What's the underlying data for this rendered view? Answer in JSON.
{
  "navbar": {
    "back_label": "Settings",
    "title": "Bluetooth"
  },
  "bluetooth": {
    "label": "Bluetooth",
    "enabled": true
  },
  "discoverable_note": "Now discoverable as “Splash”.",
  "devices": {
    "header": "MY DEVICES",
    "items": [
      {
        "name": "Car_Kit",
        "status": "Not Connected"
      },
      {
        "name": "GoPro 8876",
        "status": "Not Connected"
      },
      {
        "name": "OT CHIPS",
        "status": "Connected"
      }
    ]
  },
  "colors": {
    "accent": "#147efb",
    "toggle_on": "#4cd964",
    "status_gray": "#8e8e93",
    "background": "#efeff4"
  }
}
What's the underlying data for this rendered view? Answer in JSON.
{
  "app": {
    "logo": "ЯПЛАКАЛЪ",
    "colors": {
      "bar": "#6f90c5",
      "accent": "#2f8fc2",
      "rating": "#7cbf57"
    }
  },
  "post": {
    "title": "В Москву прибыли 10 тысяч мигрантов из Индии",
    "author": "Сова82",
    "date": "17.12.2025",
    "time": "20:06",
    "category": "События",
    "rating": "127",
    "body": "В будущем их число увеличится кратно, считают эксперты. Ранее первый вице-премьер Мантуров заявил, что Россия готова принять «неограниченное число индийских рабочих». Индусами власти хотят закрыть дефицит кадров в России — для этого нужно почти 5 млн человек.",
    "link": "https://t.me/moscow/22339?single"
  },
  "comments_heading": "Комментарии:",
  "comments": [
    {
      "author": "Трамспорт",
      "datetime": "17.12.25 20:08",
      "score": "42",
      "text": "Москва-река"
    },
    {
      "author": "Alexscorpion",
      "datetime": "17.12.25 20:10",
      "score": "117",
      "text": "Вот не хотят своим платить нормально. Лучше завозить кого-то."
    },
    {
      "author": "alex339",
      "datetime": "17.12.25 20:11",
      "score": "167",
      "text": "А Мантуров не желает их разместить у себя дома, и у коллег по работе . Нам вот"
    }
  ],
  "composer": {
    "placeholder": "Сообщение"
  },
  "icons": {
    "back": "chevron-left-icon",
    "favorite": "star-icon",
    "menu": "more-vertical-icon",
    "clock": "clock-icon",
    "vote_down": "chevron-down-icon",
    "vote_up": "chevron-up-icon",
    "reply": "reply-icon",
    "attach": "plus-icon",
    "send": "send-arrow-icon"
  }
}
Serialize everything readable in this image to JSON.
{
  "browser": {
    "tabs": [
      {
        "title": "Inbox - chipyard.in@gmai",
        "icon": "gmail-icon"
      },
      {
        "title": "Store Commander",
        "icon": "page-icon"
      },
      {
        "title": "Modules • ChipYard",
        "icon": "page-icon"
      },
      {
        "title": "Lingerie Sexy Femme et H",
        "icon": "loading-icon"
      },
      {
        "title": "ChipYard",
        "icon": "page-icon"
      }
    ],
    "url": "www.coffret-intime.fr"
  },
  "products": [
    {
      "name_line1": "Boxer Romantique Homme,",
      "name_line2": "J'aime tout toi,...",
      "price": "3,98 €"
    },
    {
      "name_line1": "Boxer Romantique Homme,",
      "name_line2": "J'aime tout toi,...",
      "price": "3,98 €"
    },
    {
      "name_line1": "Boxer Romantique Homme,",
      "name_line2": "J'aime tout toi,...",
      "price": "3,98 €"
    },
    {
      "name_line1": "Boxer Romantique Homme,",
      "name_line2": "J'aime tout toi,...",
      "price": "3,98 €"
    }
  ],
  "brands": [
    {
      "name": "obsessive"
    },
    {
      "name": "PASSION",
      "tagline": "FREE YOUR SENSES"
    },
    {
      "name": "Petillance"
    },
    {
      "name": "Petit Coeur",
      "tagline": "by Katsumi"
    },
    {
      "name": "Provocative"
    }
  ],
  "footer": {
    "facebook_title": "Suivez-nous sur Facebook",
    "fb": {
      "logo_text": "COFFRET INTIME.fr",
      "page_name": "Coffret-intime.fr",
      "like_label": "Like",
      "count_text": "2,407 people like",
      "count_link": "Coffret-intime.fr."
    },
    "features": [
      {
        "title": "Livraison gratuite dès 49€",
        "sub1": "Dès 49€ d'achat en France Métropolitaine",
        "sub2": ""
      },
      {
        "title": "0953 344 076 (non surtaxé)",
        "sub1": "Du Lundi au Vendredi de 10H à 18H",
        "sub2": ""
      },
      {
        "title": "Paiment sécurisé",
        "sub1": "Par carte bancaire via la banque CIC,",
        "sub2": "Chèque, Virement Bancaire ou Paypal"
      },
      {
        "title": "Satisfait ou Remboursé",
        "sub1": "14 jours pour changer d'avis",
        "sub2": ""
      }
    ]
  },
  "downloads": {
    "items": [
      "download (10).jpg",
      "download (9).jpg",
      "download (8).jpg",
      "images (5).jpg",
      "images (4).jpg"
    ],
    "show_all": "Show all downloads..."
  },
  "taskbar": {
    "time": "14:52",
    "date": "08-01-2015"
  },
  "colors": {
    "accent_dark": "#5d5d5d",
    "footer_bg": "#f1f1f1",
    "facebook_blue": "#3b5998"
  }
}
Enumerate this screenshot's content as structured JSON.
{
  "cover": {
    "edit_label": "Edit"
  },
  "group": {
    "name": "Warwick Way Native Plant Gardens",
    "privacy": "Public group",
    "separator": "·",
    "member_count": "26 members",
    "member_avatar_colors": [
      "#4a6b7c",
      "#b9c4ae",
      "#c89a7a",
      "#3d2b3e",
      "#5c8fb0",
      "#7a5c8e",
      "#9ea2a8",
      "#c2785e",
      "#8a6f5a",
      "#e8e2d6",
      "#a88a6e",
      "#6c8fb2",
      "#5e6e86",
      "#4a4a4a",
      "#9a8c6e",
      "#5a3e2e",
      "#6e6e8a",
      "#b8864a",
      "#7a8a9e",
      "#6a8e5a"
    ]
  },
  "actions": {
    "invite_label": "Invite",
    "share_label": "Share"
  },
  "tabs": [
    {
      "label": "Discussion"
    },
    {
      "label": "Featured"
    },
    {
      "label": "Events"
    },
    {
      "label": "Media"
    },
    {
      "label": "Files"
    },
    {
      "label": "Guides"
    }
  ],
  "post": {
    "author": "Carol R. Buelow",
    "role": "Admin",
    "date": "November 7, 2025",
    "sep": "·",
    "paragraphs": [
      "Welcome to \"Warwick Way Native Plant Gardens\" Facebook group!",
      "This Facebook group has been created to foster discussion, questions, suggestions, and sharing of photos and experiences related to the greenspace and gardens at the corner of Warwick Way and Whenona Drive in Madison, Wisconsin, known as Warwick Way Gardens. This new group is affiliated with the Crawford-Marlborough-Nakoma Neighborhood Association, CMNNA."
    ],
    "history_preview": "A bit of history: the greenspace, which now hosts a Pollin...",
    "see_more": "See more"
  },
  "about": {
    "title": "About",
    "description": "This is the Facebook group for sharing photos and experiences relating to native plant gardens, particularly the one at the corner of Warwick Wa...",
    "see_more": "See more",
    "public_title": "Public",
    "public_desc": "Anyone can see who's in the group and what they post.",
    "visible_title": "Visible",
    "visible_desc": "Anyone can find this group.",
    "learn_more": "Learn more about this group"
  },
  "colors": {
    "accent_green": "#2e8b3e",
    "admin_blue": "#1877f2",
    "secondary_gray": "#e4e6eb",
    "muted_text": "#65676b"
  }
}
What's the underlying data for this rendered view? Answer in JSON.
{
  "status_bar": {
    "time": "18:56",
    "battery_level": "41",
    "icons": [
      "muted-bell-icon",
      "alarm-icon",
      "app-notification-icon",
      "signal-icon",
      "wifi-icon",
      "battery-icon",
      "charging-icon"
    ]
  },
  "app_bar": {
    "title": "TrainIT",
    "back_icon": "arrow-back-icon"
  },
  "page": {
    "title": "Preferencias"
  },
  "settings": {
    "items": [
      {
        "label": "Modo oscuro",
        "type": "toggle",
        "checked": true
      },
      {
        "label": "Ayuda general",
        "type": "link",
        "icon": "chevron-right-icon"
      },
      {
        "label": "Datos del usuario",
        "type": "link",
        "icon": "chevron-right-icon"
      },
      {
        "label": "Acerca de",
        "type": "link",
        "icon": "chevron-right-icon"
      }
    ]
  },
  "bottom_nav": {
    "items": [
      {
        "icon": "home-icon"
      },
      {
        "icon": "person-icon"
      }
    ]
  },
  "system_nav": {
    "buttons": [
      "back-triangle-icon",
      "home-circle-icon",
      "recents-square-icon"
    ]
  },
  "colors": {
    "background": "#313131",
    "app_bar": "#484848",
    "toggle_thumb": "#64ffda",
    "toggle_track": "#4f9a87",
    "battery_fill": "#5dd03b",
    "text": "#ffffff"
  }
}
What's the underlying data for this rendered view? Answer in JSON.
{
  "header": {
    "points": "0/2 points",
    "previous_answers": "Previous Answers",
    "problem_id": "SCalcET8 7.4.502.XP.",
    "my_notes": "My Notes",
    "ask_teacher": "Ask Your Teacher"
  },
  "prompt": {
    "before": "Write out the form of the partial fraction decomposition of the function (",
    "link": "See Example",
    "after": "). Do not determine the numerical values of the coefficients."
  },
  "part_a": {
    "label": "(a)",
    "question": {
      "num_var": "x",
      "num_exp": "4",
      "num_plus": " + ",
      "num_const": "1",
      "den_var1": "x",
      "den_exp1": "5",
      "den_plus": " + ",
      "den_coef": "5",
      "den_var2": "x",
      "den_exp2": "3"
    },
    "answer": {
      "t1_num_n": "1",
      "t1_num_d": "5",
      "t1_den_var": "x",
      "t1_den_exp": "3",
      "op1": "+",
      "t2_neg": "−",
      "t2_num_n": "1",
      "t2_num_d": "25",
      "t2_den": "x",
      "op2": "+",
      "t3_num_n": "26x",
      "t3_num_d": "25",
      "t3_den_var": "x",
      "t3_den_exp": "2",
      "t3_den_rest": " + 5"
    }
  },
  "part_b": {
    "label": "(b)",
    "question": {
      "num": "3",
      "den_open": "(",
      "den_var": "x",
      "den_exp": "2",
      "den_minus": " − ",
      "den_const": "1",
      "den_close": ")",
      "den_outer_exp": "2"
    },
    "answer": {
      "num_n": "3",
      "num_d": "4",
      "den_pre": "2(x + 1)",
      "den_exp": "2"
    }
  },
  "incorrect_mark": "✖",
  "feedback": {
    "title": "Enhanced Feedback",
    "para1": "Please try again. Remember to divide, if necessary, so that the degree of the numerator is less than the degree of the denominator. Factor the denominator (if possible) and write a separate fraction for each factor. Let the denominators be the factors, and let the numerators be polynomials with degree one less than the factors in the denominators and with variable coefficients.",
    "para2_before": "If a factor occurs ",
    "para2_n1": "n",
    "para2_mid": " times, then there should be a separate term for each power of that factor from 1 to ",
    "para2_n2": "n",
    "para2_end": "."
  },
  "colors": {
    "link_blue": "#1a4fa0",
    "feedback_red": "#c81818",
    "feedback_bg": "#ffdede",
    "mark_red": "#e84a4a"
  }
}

------------

TASK DIRECTIONS. What is the number of lines in this material that hold the string "background"? Answer with that number only.

RESULT. 2